## [Items from a dataset]

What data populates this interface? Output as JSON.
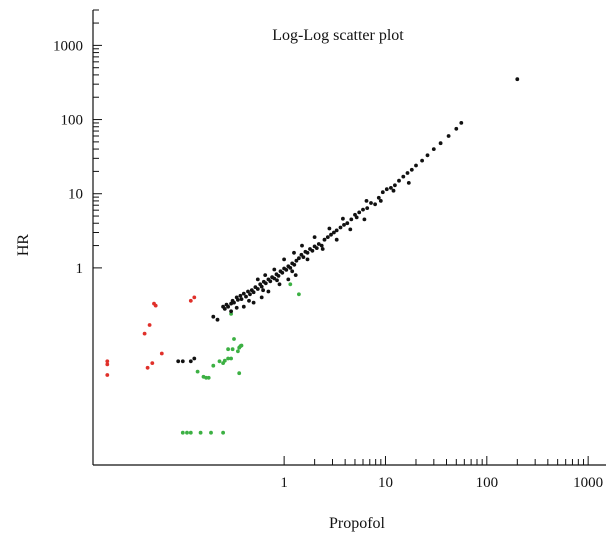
{
  "chart_data": {
    "type": "scatter",
    "title": "Log-Log scatter plot",
    "xlabel": "Propofol",
    "ylabel": "HR",
    "xscale": "log",
    "yscale": "log",
    "xlim": [
      0.013,
      1500
    ],
    "ylim": [
      0.0022,
      3000
    ],
    "xticks": [
      1,
      10,
      100,
      1000
    ],
    "yticks": [
      1,
      10,
      100,
      1000
    ],
    "xtick_labels": [
      "1",
      "10",
      "100",
      "1000"
    ],
    "ytick_labels": [
      "1",
      "10",
      "100",
      "1000"
    ],
    "grid": false,
    "legend": "none",
    "series": [
      {
        "color": "#e0302a",
        "points": [
          [
            0.018,
            0.055
          ],
          [
            0.018,
            0.05
          ],
          [
            0.018,
            0.036
          ],
          [
            0.042,
            0.13
          ],
          [
            0.047,
            0.17
          ],
          [
            0.052,
            0.33
          ],
          [
            0.054,
            0.31
          ],
          [
            0.045,
            0.045
          ],
          [
            0.05,
            0.052
          ],
          [
            0.062,
            0.07
          ],
          [
            0.12,
            0.36
          ],
          [
            0.13,
            0.4
          ]
        ]
      },
      {
        "color": "#3cb043",
        "points": [
          [
            0.1,
            0.006
          ],
          [
            0.11,
            0.006
          ],
          [
            0.12,
            0.006
          ],
          [
            0.15,
            0.006
          ],
          [
            0.19,
            0.006
          ],
          [
            0.25,
            0.006
          ],
          [
            0.14,
            0.04
          ],
          [
            0.16,
            0.034
          ],
          [
            0.17,
            0.033
          ],
          [
            0.18,
            0.033
          ],
          [
            0.2,
            0.048
          ],
          [
            0.23,
            0.055
          ],
          [
            0.25,
            0.052
          ],
          [
            0.26,
            0.056
          ],
          [
            0.28,
            0.06
          ],
          [
            0.3,
            0.06
          ],
          [
            0.31,
            0.08
          ],
          [
            0.35,
            0.075
          ],
          [
            0.36,
            0.084
          ],
          [
            0.37,
            0.088
          ],
          [
            0.38,
            0.09
          ],
          [
            0.28,
            0.08
          ],
          [
            0.3,
            0.24
          ],
          [
            0.32,
            0.11
          ],
          [
            0.36,
            0.038
          ],
          [
            1.15,
            0.6
          ],
          [
            1.4,
            0.44
          ]
        ]
      },
      {
        "color": "#111111",
        "points": [
          [
            0.09,
            0.055
          ],
          [
            0.1,
            0.055
          ],
          [
            0.12,
            0.055
          ],
          [
            0.13,
            0.06
          ],
          [
            0.2,
            0.22
          ],
          [
            0.22,
            0.2
          ],
          [
            0.25,
            0.3
          ],
          [
            0.26,
            0.28
          ],
          [
            0.27,
            0.32
          ],
          [
            0.28,
            0.3
          ],
          [
            0.3,
            0.33
          ],
          [
            0.31,
            0.36
          ],
          [
            0.32,
            0.34
          ],
          [
            0.34,
            0.4
          ],
          [
            0.35,
            0.37
          ],
          [
            0.37,
            0.42
          ],
          [
            0.38,
            0.38
          ],
          [
            0.4,
            0.45
          ],
          [
            0.42,
            0.41
          ],
          [
            0.44,
            0.48
          ],
          [
            0.46,
            0.44
          ],
          [
            0.48,
            0.5
          ],
          [
            0.5,
            0.47
          ],
          [
            0.52,
            0.55
          ],
          [
            0.55,
            0.52
          ],
          [
            0.58,
            0.6
          ],
          [
            0.6,
            0.56
          ],
          [
            0.63,
            0.65
          ],
          [
            0.66,
            0.62
          ],
          [
            0.7,
            0.7
          ],
          [
            0.73,
            0.66
          ],
          [
            0.76,
            0.75
          ],
          [
            0.8,
            0.72
          ],
          [
            0.84,
            0.82
          ],
          [
            0.88,
            0.78
          ],
          [
            0.92,
            0.9
          ],
          [
            0.96,
            0.86
          ],
          [
            1.0,
            0.98
          ],
          [
            1.05,
            0.94
          ],
          [
            1.1,
            1.05
          ],
          [
            1.15,
            1.0
          ],
          [
            1.2,
            1.15
          ],
          [
            1.26,
            1.1
          ],
          [
            1.32,
            1.25
          ],
          [
            1.4,
            1.35
          ],
          [
            1.48,
            1.5
          ],
          [
            1.55,
            1.4
          ],
          [
            1.62,
            1.65
          ],
          [
            1.7,
            1.6
          ],
          [
            1.8,
            1.8
          ],
          [
            1.9,
            1.7
          ],
          [
            2.0,
            1.95
          ],
          [
            2.1,
            1.85
          ],
          [
            2.2,
            2.1
          ],
          [
            2.35,
            2.0
          ],
          [
            2.5,
            2.4
          ],
          [
            2.7,
            2.6
          ],
          [
            2.9,
            2.8
          ],
          [
            3.1,
            3.0
          ],
          [
            3.3,
            3.2
          ],
          [
            3.6,
            3.5
          ],
          [
            3.9,
            3.8
          ],
          [
            4.2,
            4.0
          ],
          [
            4.6,
            4.5
          ],
          [
            5.0,
            5.2
          ],
          [
            5.5,
            5.6
          ],
          [
            6.0,
            6.1
          ],
          [
            6.6,
            6.4
          ],
          [
            7.2,
            7.5
          ],
          [
            7.9,
            7.2
          ],
          [
            8.6,
            8.8
          ],
          [
            9.4,
            10.5
          ],
          [
            10.3,
            11.5
          ],
          [
            11.3,
            12.0
          ],
          [
            12.4,
            13.0
          ],
          [
            13.6,
            15.0
          ],
          [
            15.0,
            17.0
          ],
          [
            16.5,
            19.0
          ],
          [
            18.2,
            21.0
          ],
          [
            20.0,
            24.0
          ],
          [
            23.0,
            28.0
          ],
          [
            26.0,
            33.0
          ],
          [
            30.0,
            40.0
          ],
          [
            35.0,
            48.0
          ],
          [
            42.0,
            60.0
          ],
          [
            50.0,
            75.0
          ],
          [
            56.0,
            90.0
          ],
          [
            200.0,
            350.0
          ],
          [
            0.4,
            0.3
          ],
          [
            0.5,
            0.34
          ],
          [
            0.6,
            0.4
          ],
          [
            0.7,
            0.48
          ],
          [
            0.9,
            0.6
          ],
          [
            1.1,
            0.7
          ],
          [
            1.3,
            0.8
          ],
          [
            0.55,
            0.7
          ],
          [
            0.65,
            0.8
          ],
          [
            0.8,
            0.95
          ],
          [
            1.0,
            1.3
          ],
          [
            1.25,
            1.6
          ],
          [
            1.5,
            2.0
          ],
          [
            2.0,
            2.6
          ],
          [
            2.8,
            3.4
          ],
          [
            3.8,
            4.6
          ],
          [
            5.2,
            4.8
          ],
          [
            6.5,
            8.0
          ],
          [
            9.0,
            8.0
          ],
          [
            12.0,
            11.0
          ],
          [
            17.0,
            14.0
          ],
          [
            0.3,
            0.26
          ],
          [
            0.34,
            0.29
          ],
          [
            0.45,
            0.36
          ],
          [
            0.62,
            0.5
          ],
          [
            0.85,
            0.68
          ],
          [
            1.2,
            0.9
          ],
          [
            1.7,
            1.3
          ],
          [
            2.4,
            1.8
          ],
          [
            3.3,
            2.4
          ],
          [
            4.5,
            3.3
          ],
          [
            6.2,
            4.5
          ]
        ]
      }
    ]
  }
}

## [Work to do]
List all lines where "scatter" occurs.

## [The response]
    "type": "scatter",
    "title": "Log-Log scatter plot",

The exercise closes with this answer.